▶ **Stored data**
▬▬▬▬▬▬▬▬▬▬
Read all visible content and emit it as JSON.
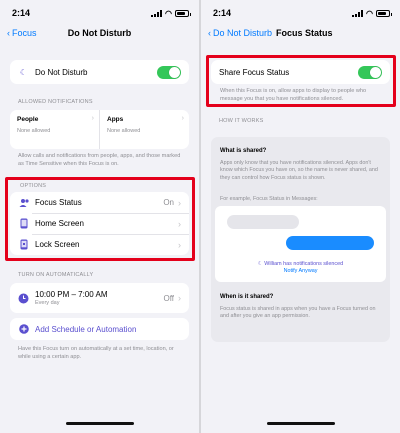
{
  "left": {
    "status_time": "2:14",
    "nav": {
      "back_label": "Focus",
      "title": "Do Not Disturb"
    },
    "dnd_label": "Do Not Disturb",
    "allowed_header": "ALLOWED NOTIFICATIONS",
    "people": {
      "title": "People",
      "subtitle": "None allowed"
    },
    "apps": {
      "title": "Apps",
      "subtitle": "None allowed"
    },
    "allowed_footnote": "Allow calls and notifications from people, apps, and those marked as Time Sensitive when this Focus is on.",
    "options_header": "OPTIONS",
    "options": [
      {
        "label": "Focus Status",
        "value": "On",
        "icon": "focus-status-icon"
      },
      {
        "label": "Home Screen",
        "value": "",
        "icon": "home-screen-icon"
      },
      {
        "label": "Lock Screen",
        "value": "",
        "icon": "lock-screen-icon"
      }
    ],
    "auto_header": "TURN ON AUTOMATICALLY",
    "schedule": {
      "time": "10:00 PM – 7:00 AM",
      "days": "Every day",
      "value": "Off"
    },
    "add_label": "Add Schedule or Automation",
    "auto_footnote": "Have this Focus turn on automatically at a set time, location, or while using a certain app."
  },
  "right": {
    "status_time": "2:14",
    "nav": {
      "back_label": "Do Not Disturb",
      "title": "Focus Status"
    },
    "share_label": "Share Focus Status",
    "share_description": "When this Focus is on, allow apps to display to people who message you that you have notifications silenced.",
    "how_header": "HOW IT WORKS",
    "what_title": "What is shared?",
    "what_text": "Apps only know that you have notifications silenced. Apps don't know which Focus you have on, so the name is never shared, and they can control how Focus status is shown.",
    "example_text": "For example, Focus Status in Messages:",
    "silenced_note": "William has notifications silenced",
    "notify_anyway": "Notify Anyway",
    "when_title": "When is it shared?",
    "when_text": "Focus status is shared in apps when you have a Focus turned on and after you give an app permission."
  },
  "colors": {
    "accent": "#007aff",
    "toggle_on": "#34c759",
    "focus_purple": "#5a4fcf",
    "highlight": "#e4001b"
  }
}
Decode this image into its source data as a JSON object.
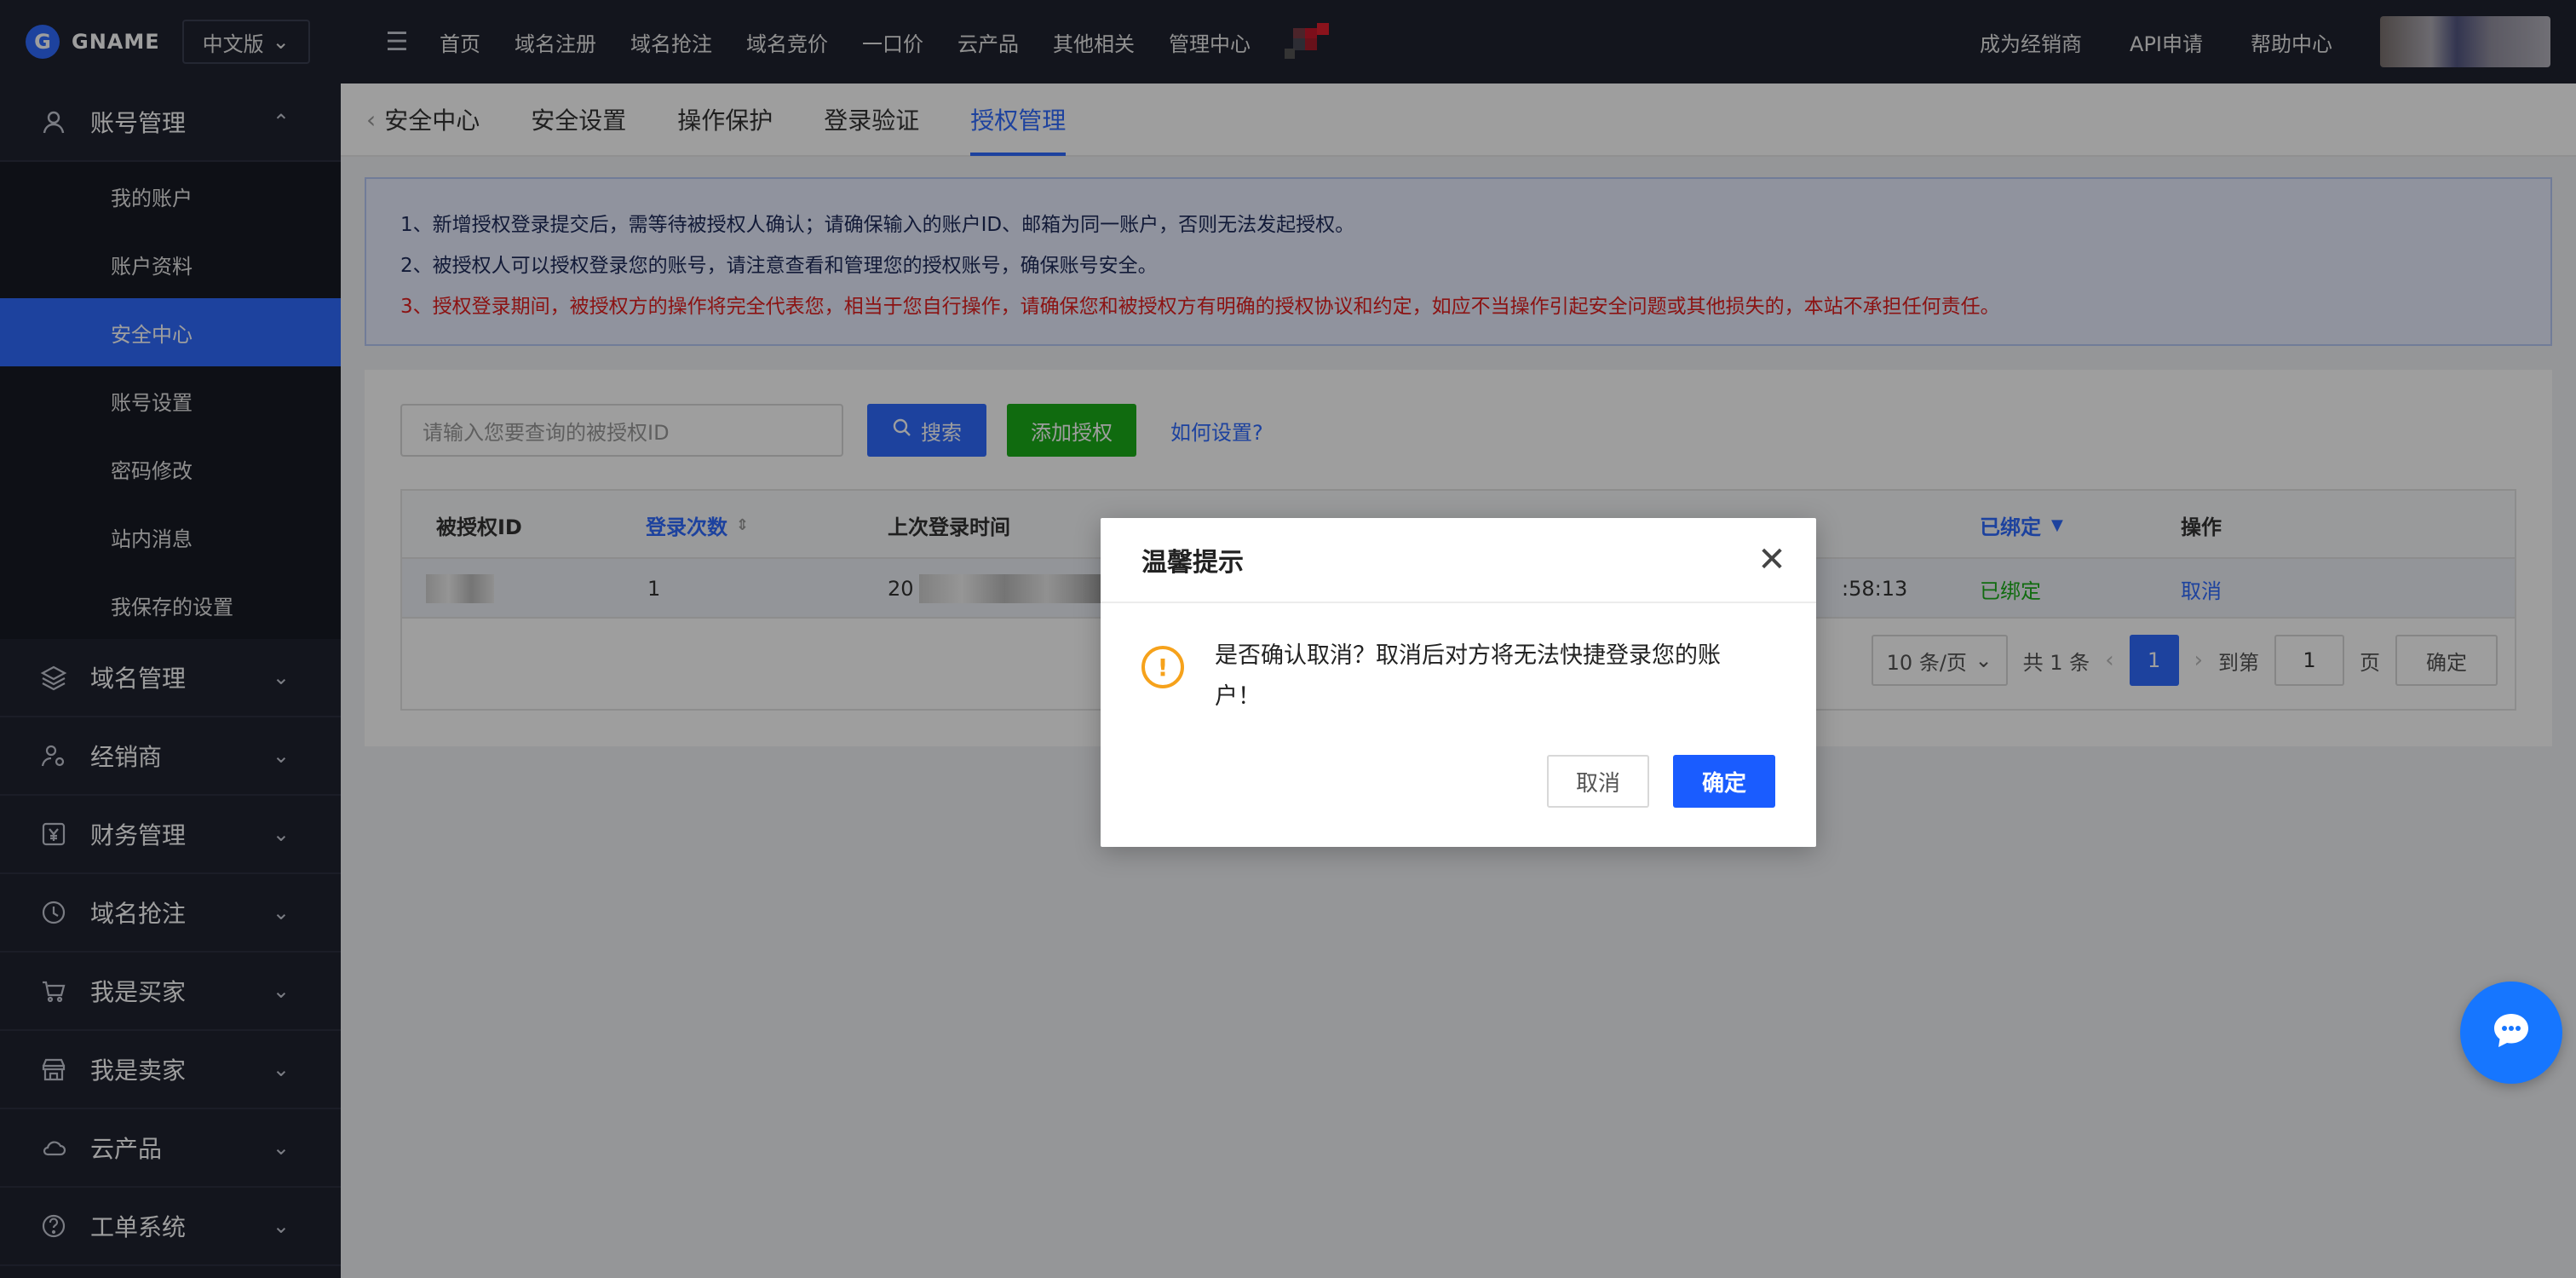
▬▬▬▬▬▬▬▬▬▬
▶ **EXERCISE DESCRIPTION**
Go through the entries above and print each one exactly, minus the pictures.

▶ **SOLUTION TO THIS EXERCISE**
Read all visible content and emit it as JSON.
{
  "left": {
    "status_time": "2:14",
    "nav": {
      "back_label": "Focus",
      "title": "Do Not Disturb"
    },
    "dnd_label": "Do Not Disturb",
    "allowed_header": "ALLOWED NOTIFICATIONS",
    "people": {
      "title": "People",
      "subtitle": "None allowed"
    },
    "apps": {
      "title": "Apps",
      "subtitle": "None allowed"
    },
    "allowed_footnote": "Allow calls and notifications from people, apps, and those marked as Time Sensitive when this Focus is on.",
    "options_header": "OPTIONS",
    "options": [
      {
        "label": "Focus Status",
        "value": "On",
        "icon": "focus-status-icon"
      },
      {
        "label": "Home Screen",
        "value": "",
        "icon": "home-screen-icon"
      },
      {
        "label": "Lock Screen",
        "value": "",
        "icon": "lock-screen-icon"
      }
    ],
    "auto_header": "TURN ON AUTOMATICALLY",
    "schedule": {
      "time": "10:00 PM – 7:00 AM",
      "days": "Every day",
      "value": "Off"
    },
    "add_label": "Add Schedule or Automation",
    "auto_footnote": "Have this Focus turn on automatically at a set time, location, or while using a certain app."
  },
  "right": {
    "status_time": "2:14",
    "nav": {
      "back_label": "Do Not Disturb",
      "title": "Focus Status"
    },
    "share_label": "Share Focus Status",
    "share_description": "When this Focus is on, allow apps to display to people who message you that you have notifications silenced.",
    "how_header": "HOW IT WORKS",
    "what_title": "What is shared?",
    "what_text": "Apps only know that you have notifications silenced. Apps don't know which Focus you have on, so the name is never shared, and they can control how Focus status is shown.",
    "example_text": "For example, Focus Status in Messages:",
    "silenced_note": "William has notifications silenced",
    "notify_anyway": "Notify Anyway",
    "when_title": "When is it shared?",
    "when_text": "Focus status is shared in apps when you have a Focus turned on and after you give an app permission."
  },
  "colors": {
    "accent": "#007aff",
    "toggle_on": "#34c759",
    "focus_purple": "#5a4fcf",
    "highlight": "#e4001b"
  }
}
Decode this image into its source data as a JSON object.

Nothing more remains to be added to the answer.